Stated problem ->
Without the images, output each record below as it stands.

Supplied entries ->
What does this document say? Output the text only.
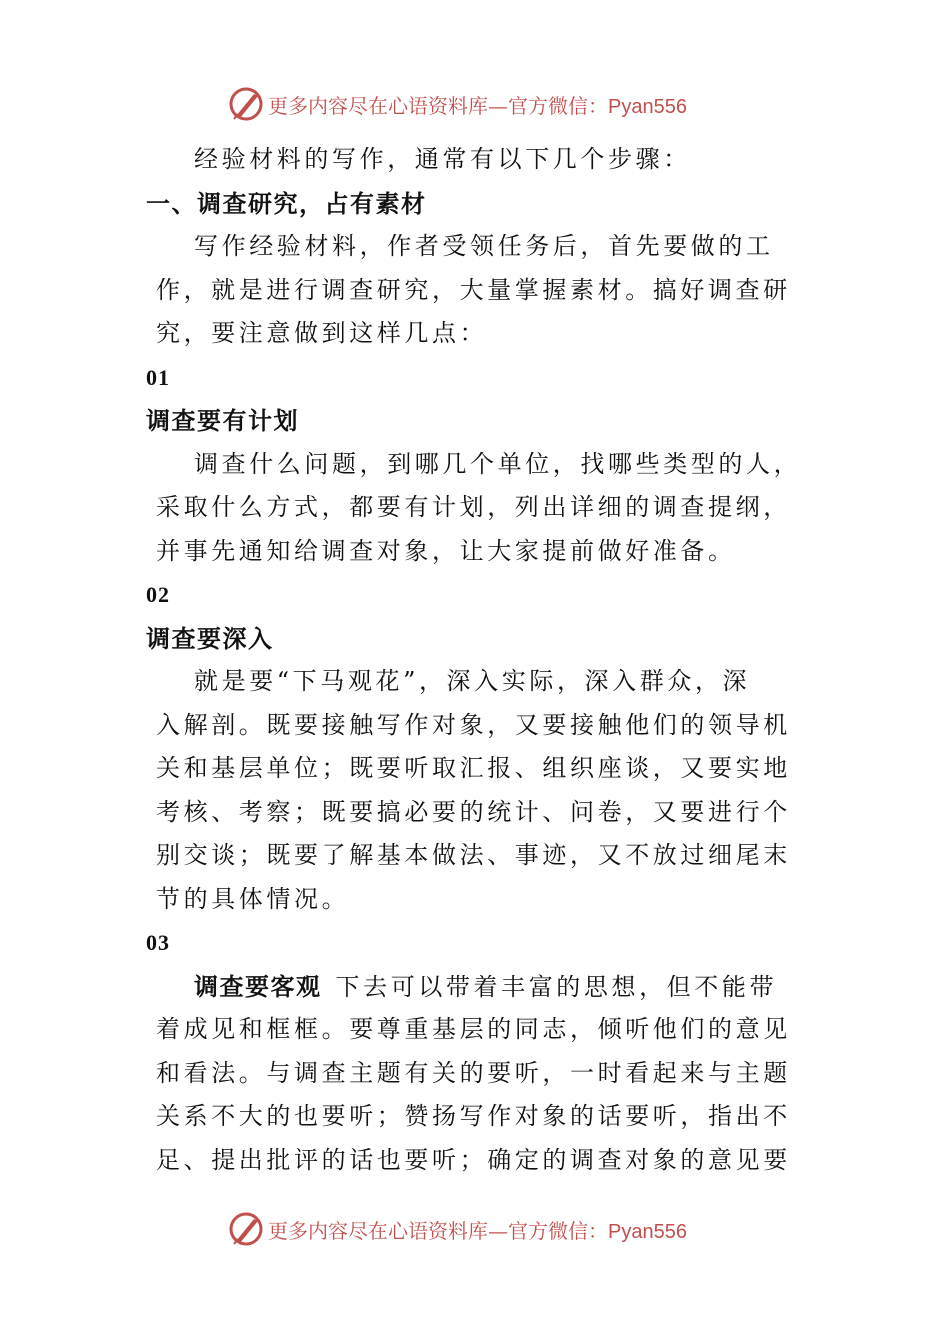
更多内容尽在心语资料库—官方微信：Pyan556
经验材料的写作，通常有以下几个步骤：
一、调查研究，占有素材
写作经验材料，作者受领任务后，首先要做的工
作，就是进行调查研究，大量掌握素材。搞好调查研
究，要注意做到这样几点：
01
调查要有计划
调查什么问题，到哪几个单位，找哪些类型的人，
采取什么方式，都要有计划，列出详细的调查提纲，
并事先通知给调查对象，让大家提前做好准备。
02
调查要深入
就是要“下马观花”，深入实际，深入群众，深
入解剖。既要接触写作对象，又要接触他们的领导机
关和基层单位；既要听取汇报、组织座谈，又要实地
考核、考察；既要搞必要的统计、问卷，又要进行个
别交谈；既要了解基本做法、事迹，又不放过细尾末
节的具体情况。
03
调查要客观 下去可以带着丰富的思想，但不能带
着成见和框框。要尊重基层的同志，倾听他们的意见
和看法。与调查主题有关的要听，一时看起来与主题
关系不大的也要听；赞扬写作对象的话要听，指出不
足、提出批评的话也要听；确定的调查对象的意见要
更多内容尽在心语资料库—官方微信：Pyan556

Finished exercise ->
What does this document say? Output the text only.
更多内容尽在心语资料库—官方微信：Pyan556
经验材料的写作，通常有以下几个步骤：
一、调查研究，占有素材
写作经验材料，作者受领任务后，首先要做的工
作，就是进行调查研究，大量掌握素材。搞好调查研
究，要注意做到这样几点：
01
调查要有计划
调查什么问题，到哪几个单位，找哪些类型的人，
采取什么方式，都要有计划，列出详细的调查提纲，
并事先通知给调查对象，让大家提前做好准备。
02
调查要深入
就是要“下马观花”，深入实际，深入群众，深
入解剖。既要接触写作对象，又要接触他们的领导机
关和基层单位；既要听取汇报、组织座谈，又要实地
考核、考察；既要搞必要的统计、问卷，又要进行个
别交谈；既要了解基本做法、事迹，又不放过细尾末
节的具体情况。
03
调查要客观 下去可以带着丰富的思想，但不能带
着成见和框框。要尊重基层的同志，倾听他们的意见
和看法。与调查主题有关的要听，一时看起来与主题
关系不大的也要听；赞扬写作对象的话要听，指出不
足、提出批评的话也要听；确定的调查对象的意见要
更多内容尽在心语资料库—官方微信：Pyan556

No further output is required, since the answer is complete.